(Data entries)
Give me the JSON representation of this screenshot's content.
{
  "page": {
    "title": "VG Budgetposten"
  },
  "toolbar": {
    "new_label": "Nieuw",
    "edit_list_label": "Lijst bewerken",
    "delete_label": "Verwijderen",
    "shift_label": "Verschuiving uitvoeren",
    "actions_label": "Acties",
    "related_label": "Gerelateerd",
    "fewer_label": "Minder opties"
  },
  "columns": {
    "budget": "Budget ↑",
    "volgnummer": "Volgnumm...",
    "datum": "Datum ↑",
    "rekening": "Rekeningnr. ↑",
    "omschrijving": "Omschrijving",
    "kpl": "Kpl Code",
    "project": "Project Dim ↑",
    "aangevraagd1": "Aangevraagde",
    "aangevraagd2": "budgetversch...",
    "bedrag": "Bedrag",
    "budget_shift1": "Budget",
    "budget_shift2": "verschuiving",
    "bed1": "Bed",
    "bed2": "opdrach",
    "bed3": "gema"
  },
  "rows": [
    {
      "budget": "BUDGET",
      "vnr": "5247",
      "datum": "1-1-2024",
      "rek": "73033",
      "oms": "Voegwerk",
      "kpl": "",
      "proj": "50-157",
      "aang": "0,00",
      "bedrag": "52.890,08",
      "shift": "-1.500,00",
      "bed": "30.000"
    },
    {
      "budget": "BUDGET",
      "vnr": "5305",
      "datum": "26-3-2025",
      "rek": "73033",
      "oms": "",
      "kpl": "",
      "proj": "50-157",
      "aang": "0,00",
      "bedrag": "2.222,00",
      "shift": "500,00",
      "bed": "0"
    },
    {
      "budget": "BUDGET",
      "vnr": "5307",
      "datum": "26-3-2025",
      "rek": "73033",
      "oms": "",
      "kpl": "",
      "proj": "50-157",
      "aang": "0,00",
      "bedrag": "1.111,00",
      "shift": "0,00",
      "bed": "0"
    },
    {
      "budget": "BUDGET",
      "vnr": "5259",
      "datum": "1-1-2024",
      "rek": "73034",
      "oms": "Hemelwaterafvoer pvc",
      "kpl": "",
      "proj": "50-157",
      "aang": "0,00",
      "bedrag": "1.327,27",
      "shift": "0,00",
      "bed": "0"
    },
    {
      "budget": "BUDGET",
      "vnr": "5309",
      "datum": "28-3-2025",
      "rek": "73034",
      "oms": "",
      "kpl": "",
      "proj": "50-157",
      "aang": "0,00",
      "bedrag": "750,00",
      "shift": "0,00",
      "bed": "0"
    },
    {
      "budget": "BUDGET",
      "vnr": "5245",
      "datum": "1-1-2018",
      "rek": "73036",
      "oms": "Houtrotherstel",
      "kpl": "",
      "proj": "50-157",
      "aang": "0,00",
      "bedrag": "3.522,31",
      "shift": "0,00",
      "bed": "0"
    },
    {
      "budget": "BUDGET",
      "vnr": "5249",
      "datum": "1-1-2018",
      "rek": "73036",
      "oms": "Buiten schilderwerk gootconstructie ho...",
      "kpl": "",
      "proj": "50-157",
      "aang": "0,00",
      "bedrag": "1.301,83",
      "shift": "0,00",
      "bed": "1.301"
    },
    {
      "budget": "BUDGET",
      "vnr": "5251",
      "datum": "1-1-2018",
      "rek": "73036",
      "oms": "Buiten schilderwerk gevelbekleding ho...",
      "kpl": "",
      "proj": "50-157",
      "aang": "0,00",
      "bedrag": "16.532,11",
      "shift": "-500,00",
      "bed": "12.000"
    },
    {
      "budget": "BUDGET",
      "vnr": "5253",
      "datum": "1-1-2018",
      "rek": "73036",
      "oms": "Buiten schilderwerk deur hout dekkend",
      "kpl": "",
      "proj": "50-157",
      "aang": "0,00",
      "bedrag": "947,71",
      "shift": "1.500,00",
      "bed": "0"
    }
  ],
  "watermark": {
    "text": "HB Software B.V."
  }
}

WHAT YOU HAVE TO DO: Repeat each of the entries above precisely as given.

EXERCISE RESPONSE:
Give me the JSON representation of this screenshot's content.
{
  "page": {
    "title": "VG Budgetposten"
  },
  "toolbar": {
    "new_label": "Nieuw",
    "edit_list_label": "Lijst bewerken",
    "delete_label": "Verwijderen",
    "shift_label": "Verschuiving uitvoeren",
    "actions_label": "Acties",
    "related_label": "Gerelateerd",
    "fewer_label": "Minder opties"
  },
  "columns": {
    "budget": "Budget ↑",
    "volgnummer": "Volgnumm...",
    "datum": "Datum ↑",
    "rekening": "Rekeningnr. ↑",
    "omschrijving": "Omschrijving",
    "kpl": "Kpl Code",
    "project": "Project Dim ↑",
    "aangevraagd1": "Aangevraagde",
    "aangevraagd2": "budgetversch...",
    "bedrag": "Bedrag",
    "budget_shift1": "Budget",
    "budget_shift2": "verschuiving",
    "bed1": "Bed",
    "bed2": "opdrach",
    "bed3": "gema"
  },
  "rows": [
    {
      "budget": "BUDGET",
      "vnr": "5247",
      "datum": "1-1-2024",
      "rek": "73033",
      "oms": "Voegwerk",
      "kpl": "",
      "proj": "50-157",
      "aang": "0,00",
      "bedrag": "52.890,08",
      "shift": "-1.500,00",
      "bed": "30.000"
    },
    {
      "budget": "BUDGET",
      "vnr": "5305",
      "datum": "26-3-2025",
      "rek": "73033",
      "oms": "",
      "kpl": "",
      "proj": "50-157",
      "aang": "0,00",
      "bedrag": "2.222,00",
      "shift": "500,00",
      "bed": "0"
    },
    {
      "budget": "BUDGET",
      "vnr": "5307",
      "datum": "26-3-2025",
      "rek": "73033",
      "oms": "",
      "kpl": "",
      "proj": "50-157",
      "aang": "0,00",
      "bedrag": "1.111,00",
      "shift": "0,00",
      "bed": "0"
    },
    {
      "budget": "BUDGET",
      "vnr": "5259",
      "datum": "1-1-2024",
      "rek": "73034",
      "oms": "Hemelwaterafvoer pvc",
      "kpl": "",
      "proj": "50-157",
      "aang": "0,00",
      "bedrag": "1.327,27",
      "shift": "0,00",
      "bed": "0"
    },
    {
      "budget": "BUDGET",
      "vnr": "5309",
      "datum": "28-3-2025",
      "rek": "73034",
      "oms": "",
      "kpl": "",
      "proj": "50-157",
      "aang": "0,00",
      "bedrag": "750,00",
      "shift": "0,00",
      "bed": "0"
    },
    {
      "budget": "BUDGET",
      "vnr": "5245",
      "datum": "1-1-2018",
      "rek": "73036",
      "oms": "Houtrotherstel",
      "kpl": "",
      "proj": "50-157",
      "aang": "0,00",
      "bedrag": "3.522,31",
      "shift": "0,00",
      "bed": "0"
    },
    {
      "budget": "BUDGET",
      "vnr": "5249",
      "datum": "1-1-2018",
      "rek": "73036",
      "oms": "Buiten schilderwerk gootconstructie ho...",
      "kpl": "",
      "proj": "50-157",
      "aang": "0,00",
      "bedrag": "1.301,83",
      "shift": "0,00",
      "bed": "1.301"
    },
    {
      "budget": "BUDGET",
      "vnr": "5251",
      "datum": "1-1-2018",
      "rek": "73036",
      "oms": "Buiten schilderwerk gevelbekleding ho...",
      "kpl": "",
      "proj": "50-157",
      "aang": "0,00",
      "bedrag": "16.532,11",
      "shift": "-500,00",
      "bed": "12.000"
    },
    {
      "budget": "BUDGET",
      "vnr": "5253",
      "datum": "1-1-2018",
      "rek": "73036",
      "oms": "Buiten schilderwerk deur hout dekkend",
      "kpl": "",
      "proj": "50-157",
      "aang": "0,00",
      "bedrag": "947,71",
      "shift": "1.500,00",
      "bed": "0"
    }
  ],
  "watermark": {
    "text": "HB Software B.V."
  }
}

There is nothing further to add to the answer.